Your task: Set every record down verbatim and omit the pictures.

Collected data entries:
▼

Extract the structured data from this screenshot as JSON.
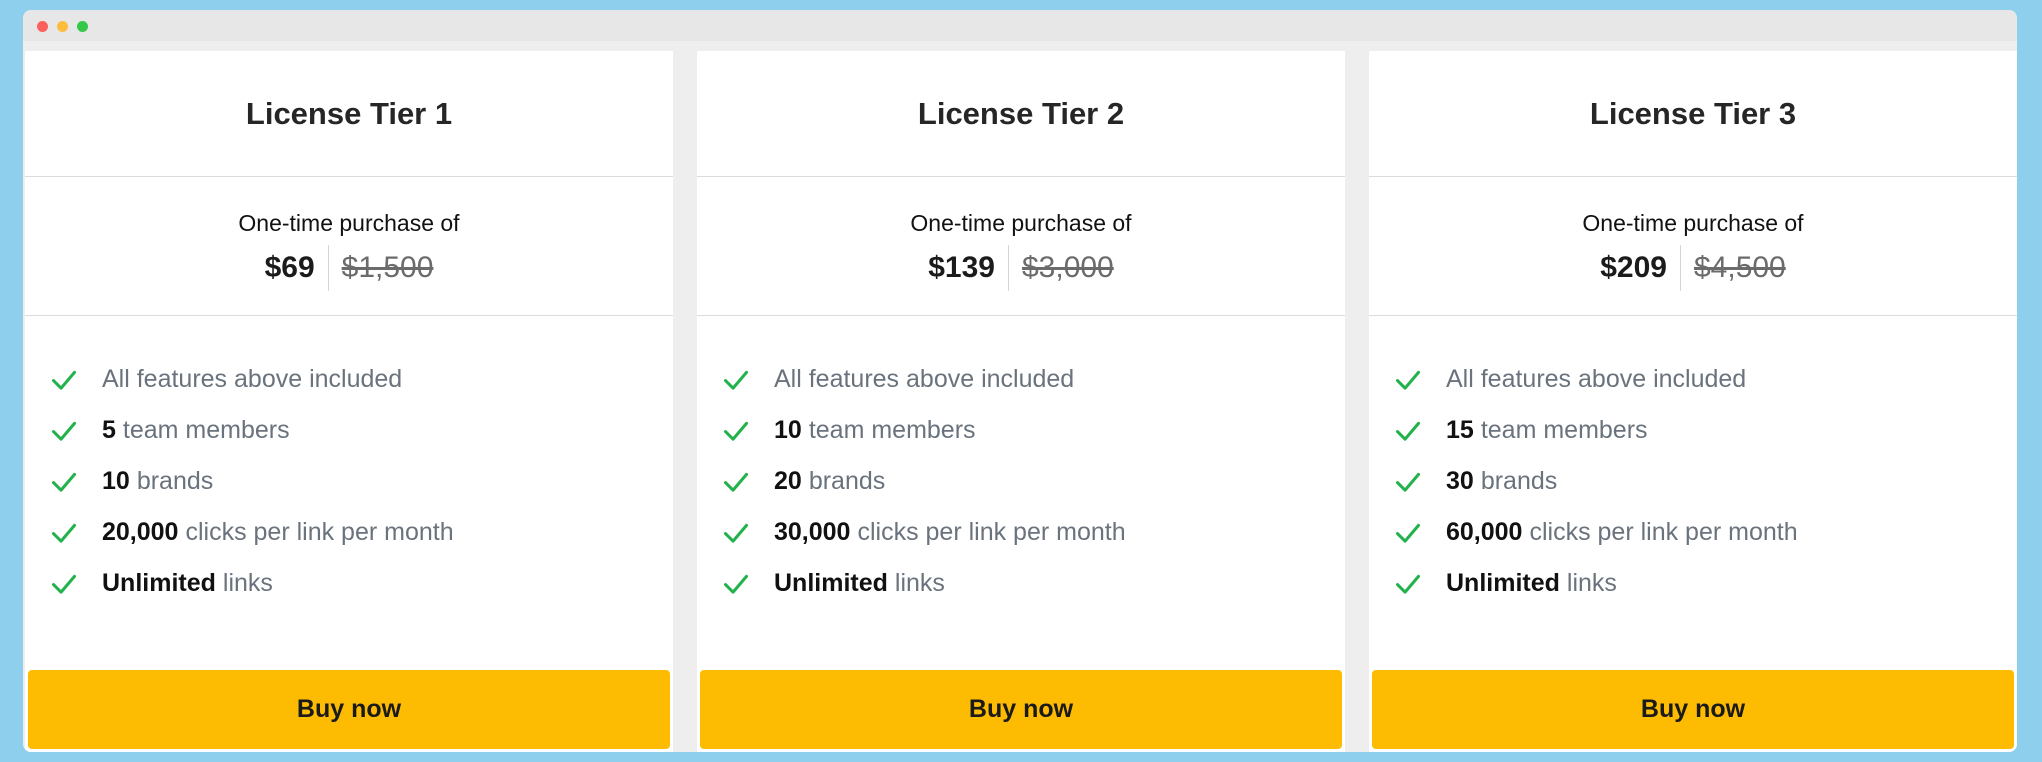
{
  "window": {
    "controls": [
      "close",
      "minimize",
      "maximize"
    ]
  },
  "colors": {
    "background": "#8ecfee",
    "button": "#fdbb02",
    "check": "#22b24c"
  },
  "tiers": [
    {
      "title": "License Tier 1",
      "purchase_label": "One-time purchase of",
      "price": "$69",
      "original_price": "$1,500",
      "features": [
        {
          "bold": "",
          "text": "All features above included"
        },
        {
          "bold": "5",
          "text": "team members"
        },
        {
          "bold": "10",
          "text": "brands"
        },
        {
          "bold": "20,000",
          "text": "clicks per link per month"
        },
        {
          "bold": "Unlimited",
          "text": "links"
        }
      ],
      "button_label": "Buy now"
    },
    {
      "title": "License Tier 2",
      "purchase_label": "One-time purchase of",
      "price": "$139",
      "original_price": "$3,000",
      "features": [
        {
          "bold": "",
          "text": "All features above included"
        },
        {
          "bold": "10",
          "text": "team members"
        },
        {
          "bold": "20",
          "text": "brands"
        },
        {
          "bold": "30,000",
          "text": "clicks per link per month"
        },
        {
          "bold": "Unlimited",
          "text": "links"
        }
      ],
      "button_label": "Buy now"
    },
    {
      "title": "License Tier 3",
      "purchase_label": "One-time purchase of",
      "price": "$209",
      "original_price": "$4,500",
      "features": [
        {
          "bold": "",
          "text": "All features above included"
        },
        {
          "bold": "15",
          "text": "team members"
        },
        {
          "bold": "30",
          "text": "brands"
        },
        {
          "bold": "60,000",
          "text": "clicks per link per month"
        },
        {
          "bold": "Unlimited",
          "text": "links"
        }
      ],
      "button_label": "Buy now"
    }
  ]
}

▲

Task answer:
Extract the structured data from this screenshot as JSON.
{
  "window": {
    "controls": [
      "close",
      "minimize",
      "maximize"
    ]
  },
  "colors": {
    "background": "#8ecfee",
    "button": "#fdbb02",
    "check": "#22b24c"
  },
  "tiers": [
    {
      "title": "License Tier 1",
      "purchase_label": "One-time purchase of",
      "price": "$69",
      "original_price": "$1,500",
      "features": [
        {
          "bold": "",
          "text": "All features above included"
        },
        {
          "bold": "5",
          "text": "team members"
        },
        {
          "bold": "10",
          "text": "brands"
        },
        {
          "bold": "20,000",
          "text": "clicks per link per month"
        },
        {
          "bold": "Unlimited",
          "text": "links"
        }
      ],
      "button_label": "Buy now"
    },
    {
      "title": "License Tier 2",
      "purchase_label": "One-time purchase of",
      "price": "$139",
      "original_price": "$3,000",
      "features": [
        {
          "bold": "",
          "text": "All features above included"
        },
        {
          "bold": "10",
          "text": "team members"
        },
        {
          "bold": "20",
          "text": "brands"
        },
        {
          "bold": "30,000",
          "text": "clicks per link per month"
        },
        {
          "bold": "Unlimited",
          "text": "links"
        }
      ],
      "button_label": "Buy now"
    },
    {
      "title": "License Tier 3",
      "purchase_label": "One-time purchase of",
      "price": "$209",
      "original_price": "$4,500",
      "features": [
        {
          "bold": "",
          "text": "All features above included"
        },
        {
          "bold": "15",
          "text": "team members"
        },
        {
          "bold": "30",
          "text": "brands"
        },
        {
          "bold": "60,000",
          "text": "clicks per link per month"
        },
        {
          "bold": "Unlimited",
          "text": "links"
        }
      ],
      "button_label": "Buy now"
    }
  ]
}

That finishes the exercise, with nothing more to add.